— Begin —

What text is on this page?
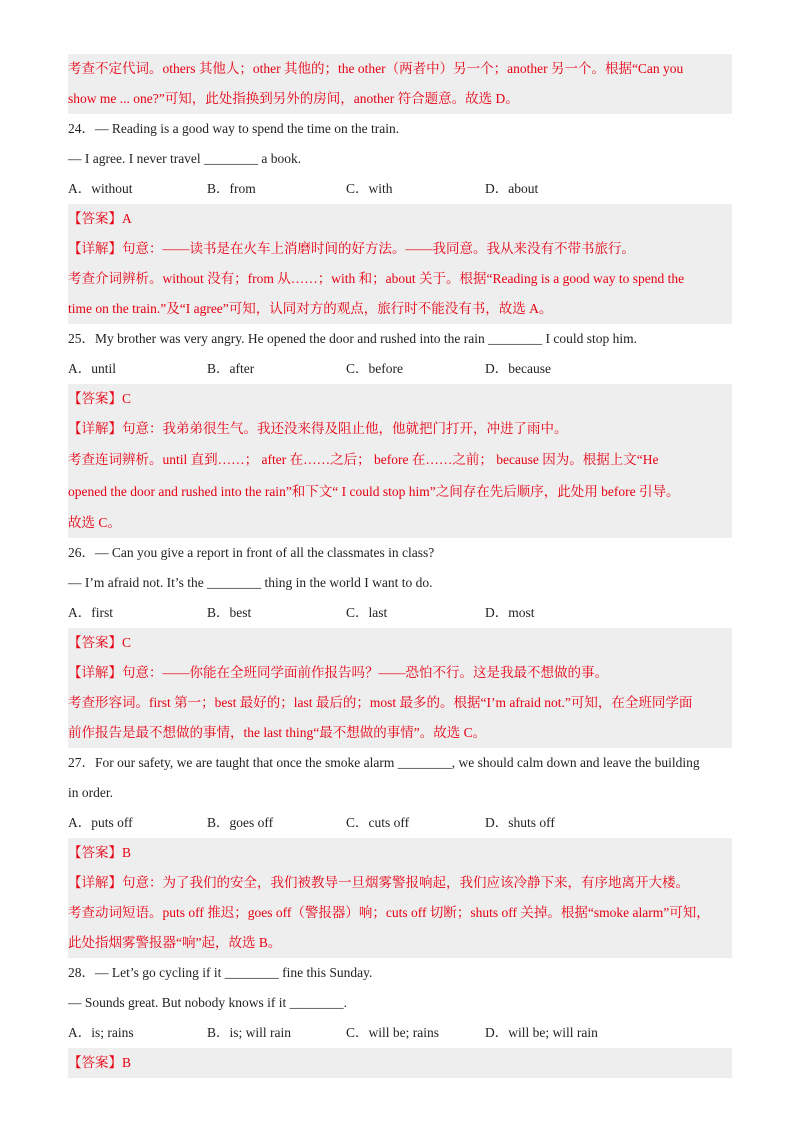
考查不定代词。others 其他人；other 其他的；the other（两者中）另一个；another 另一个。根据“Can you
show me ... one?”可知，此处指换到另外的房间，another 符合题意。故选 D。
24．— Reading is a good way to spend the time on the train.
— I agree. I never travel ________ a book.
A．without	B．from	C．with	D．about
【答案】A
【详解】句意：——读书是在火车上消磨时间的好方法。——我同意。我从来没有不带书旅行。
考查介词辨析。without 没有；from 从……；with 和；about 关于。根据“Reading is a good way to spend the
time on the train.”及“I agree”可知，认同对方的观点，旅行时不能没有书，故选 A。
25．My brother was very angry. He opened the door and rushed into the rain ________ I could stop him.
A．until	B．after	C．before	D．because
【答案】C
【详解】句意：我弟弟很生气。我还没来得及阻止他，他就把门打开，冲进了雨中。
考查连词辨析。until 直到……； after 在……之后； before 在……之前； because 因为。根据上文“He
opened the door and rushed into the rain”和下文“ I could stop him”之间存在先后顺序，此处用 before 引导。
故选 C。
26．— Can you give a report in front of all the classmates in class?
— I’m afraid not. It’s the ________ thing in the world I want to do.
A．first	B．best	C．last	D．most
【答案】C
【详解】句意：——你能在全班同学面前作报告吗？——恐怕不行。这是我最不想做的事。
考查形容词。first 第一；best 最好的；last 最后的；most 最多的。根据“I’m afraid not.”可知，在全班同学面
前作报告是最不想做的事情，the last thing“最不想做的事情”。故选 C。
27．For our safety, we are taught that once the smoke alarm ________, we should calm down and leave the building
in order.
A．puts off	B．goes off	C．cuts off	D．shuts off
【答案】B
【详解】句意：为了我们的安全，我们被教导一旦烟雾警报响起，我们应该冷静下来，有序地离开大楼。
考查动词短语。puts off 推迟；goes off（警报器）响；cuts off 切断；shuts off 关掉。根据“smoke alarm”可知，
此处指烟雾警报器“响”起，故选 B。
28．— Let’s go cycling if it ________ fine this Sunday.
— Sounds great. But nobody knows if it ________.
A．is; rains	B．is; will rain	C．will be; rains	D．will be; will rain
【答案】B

— End —
— Begin —

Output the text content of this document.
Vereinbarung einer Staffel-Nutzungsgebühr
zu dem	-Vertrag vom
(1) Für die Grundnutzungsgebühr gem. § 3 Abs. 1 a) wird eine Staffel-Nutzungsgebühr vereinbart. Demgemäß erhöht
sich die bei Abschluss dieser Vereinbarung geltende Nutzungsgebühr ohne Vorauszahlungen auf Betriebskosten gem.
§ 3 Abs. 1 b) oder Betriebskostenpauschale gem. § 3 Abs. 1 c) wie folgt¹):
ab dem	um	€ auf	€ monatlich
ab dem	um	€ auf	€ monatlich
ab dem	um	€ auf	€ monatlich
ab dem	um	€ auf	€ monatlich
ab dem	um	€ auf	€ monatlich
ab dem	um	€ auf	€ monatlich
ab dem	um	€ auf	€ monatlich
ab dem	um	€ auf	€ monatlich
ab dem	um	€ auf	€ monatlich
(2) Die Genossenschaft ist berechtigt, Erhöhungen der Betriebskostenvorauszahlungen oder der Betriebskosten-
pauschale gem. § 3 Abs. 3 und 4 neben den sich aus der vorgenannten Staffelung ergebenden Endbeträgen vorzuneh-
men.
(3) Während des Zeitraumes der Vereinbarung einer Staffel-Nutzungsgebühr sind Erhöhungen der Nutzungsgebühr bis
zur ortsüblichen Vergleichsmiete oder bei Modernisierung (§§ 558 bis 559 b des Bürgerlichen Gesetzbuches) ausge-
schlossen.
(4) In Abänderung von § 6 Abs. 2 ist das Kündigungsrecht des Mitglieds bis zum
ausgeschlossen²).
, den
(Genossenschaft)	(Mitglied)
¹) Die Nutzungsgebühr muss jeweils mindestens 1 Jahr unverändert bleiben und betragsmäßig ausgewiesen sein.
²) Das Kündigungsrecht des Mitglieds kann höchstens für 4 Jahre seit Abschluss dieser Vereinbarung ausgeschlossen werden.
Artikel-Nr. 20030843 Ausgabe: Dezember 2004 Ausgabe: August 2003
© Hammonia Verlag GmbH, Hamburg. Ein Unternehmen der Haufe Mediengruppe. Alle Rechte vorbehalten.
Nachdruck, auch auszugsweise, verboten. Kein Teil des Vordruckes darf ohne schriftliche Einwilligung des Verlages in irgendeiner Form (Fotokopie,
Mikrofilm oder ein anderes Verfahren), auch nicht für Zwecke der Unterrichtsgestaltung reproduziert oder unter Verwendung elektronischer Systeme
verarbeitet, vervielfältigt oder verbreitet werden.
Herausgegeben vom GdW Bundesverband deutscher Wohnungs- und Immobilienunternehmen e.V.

— End —

What is asked -
Review the preceding data and report every line that includes the string "this".

Exercise response -
What text is on this page?
28．— Let’s go cycling if it ________ fine this Sunday.
Output the text content of this document.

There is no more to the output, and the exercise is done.